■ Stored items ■
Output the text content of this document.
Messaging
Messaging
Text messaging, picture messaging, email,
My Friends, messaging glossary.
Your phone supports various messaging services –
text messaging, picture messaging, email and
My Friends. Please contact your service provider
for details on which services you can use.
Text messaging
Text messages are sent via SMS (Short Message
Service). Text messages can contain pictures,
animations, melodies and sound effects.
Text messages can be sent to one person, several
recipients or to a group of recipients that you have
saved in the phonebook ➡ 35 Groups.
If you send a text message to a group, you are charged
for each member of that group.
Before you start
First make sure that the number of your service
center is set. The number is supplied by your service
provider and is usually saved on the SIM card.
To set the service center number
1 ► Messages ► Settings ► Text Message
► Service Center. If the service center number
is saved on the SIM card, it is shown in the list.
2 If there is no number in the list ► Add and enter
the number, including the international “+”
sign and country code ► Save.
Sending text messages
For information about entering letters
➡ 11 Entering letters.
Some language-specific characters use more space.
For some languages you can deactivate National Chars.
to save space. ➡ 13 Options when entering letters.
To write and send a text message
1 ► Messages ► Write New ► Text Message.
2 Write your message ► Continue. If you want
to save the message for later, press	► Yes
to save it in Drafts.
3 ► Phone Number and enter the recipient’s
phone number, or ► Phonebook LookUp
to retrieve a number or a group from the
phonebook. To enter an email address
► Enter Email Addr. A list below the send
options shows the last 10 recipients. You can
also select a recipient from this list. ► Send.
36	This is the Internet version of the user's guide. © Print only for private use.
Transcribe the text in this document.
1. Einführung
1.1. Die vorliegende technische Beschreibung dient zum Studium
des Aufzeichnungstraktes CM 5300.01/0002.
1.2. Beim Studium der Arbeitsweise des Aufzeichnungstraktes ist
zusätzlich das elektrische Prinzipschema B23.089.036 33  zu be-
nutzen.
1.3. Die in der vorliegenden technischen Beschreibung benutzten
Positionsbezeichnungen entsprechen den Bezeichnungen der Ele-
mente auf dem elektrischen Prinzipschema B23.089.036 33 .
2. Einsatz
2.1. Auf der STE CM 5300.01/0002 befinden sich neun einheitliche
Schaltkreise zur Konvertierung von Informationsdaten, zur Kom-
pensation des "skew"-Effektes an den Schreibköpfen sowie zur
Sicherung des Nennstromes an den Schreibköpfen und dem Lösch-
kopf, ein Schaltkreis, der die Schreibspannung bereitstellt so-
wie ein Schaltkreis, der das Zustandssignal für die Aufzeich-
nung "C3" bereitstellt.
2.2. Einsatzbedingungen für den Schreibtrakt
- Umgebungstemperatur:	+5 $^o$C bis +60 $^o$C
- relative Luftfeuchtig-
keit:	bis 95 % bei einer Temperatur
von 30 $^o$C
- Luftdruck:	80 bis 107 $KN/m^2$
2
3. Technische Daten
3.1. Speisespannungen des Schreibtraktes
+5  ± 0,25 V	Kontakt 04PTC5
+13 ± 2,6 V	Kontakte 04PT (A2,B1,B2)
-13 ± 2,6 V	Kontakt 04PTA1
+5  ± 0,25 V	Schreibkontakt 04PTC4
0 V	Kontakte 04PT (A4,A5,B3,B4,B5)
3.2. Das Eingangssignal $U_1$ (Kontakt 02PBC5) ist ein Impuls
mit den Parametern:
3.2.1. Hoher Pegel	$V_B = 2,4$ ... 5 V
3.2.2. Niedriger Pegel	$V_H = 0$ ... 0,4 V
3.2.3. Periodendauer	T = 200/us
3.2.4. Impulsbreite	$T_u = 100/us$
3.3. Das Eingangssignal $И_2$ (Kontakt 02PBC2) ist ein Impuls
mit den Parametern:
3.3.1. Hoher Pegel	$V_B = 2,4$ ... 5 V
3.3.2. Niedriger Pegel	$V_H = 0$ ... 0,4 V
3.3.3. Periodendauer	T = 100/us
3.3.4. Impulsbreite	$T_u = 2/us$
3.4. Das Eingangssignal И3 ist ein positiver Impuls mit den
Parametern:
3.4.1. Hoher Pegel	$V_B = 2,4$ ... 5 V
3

■ Goal ■
Quote the whole listing above, leaving nothing out.

■ Response ■
Output the text content of this document.
Messaging
Messaging
Text messaging, picture messaging, email,
My Friends, messaging glossary.
Your phone supports various messaging services –
text messaging, picture messaging, email and
My Friends. Please contact your service provider
for details on which services you can use.
Text messaging
Text messages are sent via SMS (Short Message
Service). Text messages can contain pictures,
animations, melodies and sound effects.
Text messages can be sent to one person, several
recipients or to a group of recipients that you have
saved in the phonebook ➡ 35 Groups.
If you send a text message to a group, you are charged
for each member of that group.
Before you start
First make sure that the number of your service
center is set. The number is supplied by your service
provider and is usually saved on the SIM card.
To set the service center number
1 ► Messages ► Settings ► Text Message
► Service Center. If the service center number
is saved on the SIM card, it is shown in the list.
2 If there is no number in the list ► Add and enter
the number, including the international “+”
sign and country code ► Save.
Sending text messages
For information about entering letters
➡ 11 Entering letters.
Some language-specific characters use more space.
For some languages you can deactivate National Chars.
to save space. ➡ 13 Options when entering letters.
To write and send a text message
1 ► Messages ► Write New ► Text Message.
2 Write your message ► Continue. If you want
to save the message for later, press	► Yes
to save it in Drafts.
3 ► Phone Number and enter the recipient’s
phone number, or ► Phonebook LookUp
to retrieve a number or a group from the
phonebook. To enter an email address
► Enter Email Addr. A list below the send
options shows the last 10 recipients. You can
also select a recipient from this list. ► Send.
36	This is the Internet version of the user's guide. © Print only for private use.
Transcribe the text in this document.
1. Einführung
1.1. Die vorliegende technische Beschreibung dient zum Studium
des Aufzeichnungstraktes CM 5300.01/0002.
1.2. Beim Studium der Arbeitsweise des Aufzeichnungstraktes ist
zusätzlich das elektrische Prinzipschema B23.089.036 33  zu be-
nutzen.
1.3. Die in der vorliegenden technischen Beschreibung benutzten
Positionsbezeichnungen entsprechen den Bezeichnungen der Ele-
mente auf dem elektrischen Prinzipschema B23.089.036 33 .
2. Einsatz
2.1. Auf der STE CM 5300.01/0002 befinden sich neun einheitliche
Schaltkreise zur Konvertierung von Informationsdaten, zur Kom-
pensation des "skew"-Effektes an den Schreibköpfen sowie zur
Sicherung des Nennstromes an den Schreibköpfen und dem Lösch-
kopf, ein Schaltkreis, der die Schreibspannung bereitstellt so-
wie ein Schaltkreis, der das Zustandssignal für die Aufzeich-
nung "C3" bereitstellt.
2.2. Einsatzbedingungen für den Schreibtrakt
- Umgebungstemperatur:	+5 $^o$C bis +60 $^o$C
- relative Luftfeuchtig-
keit:	bis 95 % bei einer Temperatur
von 30 $^o$C
- Luftdruck:	80 bis 107 $KN/m^2$
2
3. Technische Daten
3.1. Speisespannungen des Schreibtraktes
+5  ± 0,25 V	Kontakt 04PTC5
+13 ± 2,6 V	Kontakte 04PT (A2,B1,B2)
-13 ± 2,6 V	Kontakt 04PTA1
+5  ± 0,25 V	Schreibkontakt 04PTC4
0 V	Kontakte 04PT (A4,A5,B3,B4,B5)
3.2. Das Eingangssignal $U_1$ (Kontakt 02PBC5) ist ein Impuls
mit den Parametern:
3.2.1. Hoher Pegel	$V_B = 2,4$ ... 5 V
3.2.2. Niedriger Pegel	$V_H = 0$ ... 0,4 V
3.2.3. Periodendauer	T = 200/us
3.2.4. Impulsbreite	$T_u = 100/us$
3.3. Das Eingangssignal $И_2$ (Kontakt 02PBC2) ist ein Impuls
mit den Parametern:
3.3.1. Hoher Pegel	$V_B = 2,4$ ... 5 V
3.3.2. Niedriger Pegel	$V_H = 0$ ... 0,4 V
3.3.3. Periodendauer	T = 100/us
3.3.4. Impulsbreite	$T_u = 2/us$
3.4. Das Eingangssignal И3 ist ein positiver Impuls mit den
Parametern:
3.4.1. Hoher Pegel	$V_B = 2,4$ ... 5 V
3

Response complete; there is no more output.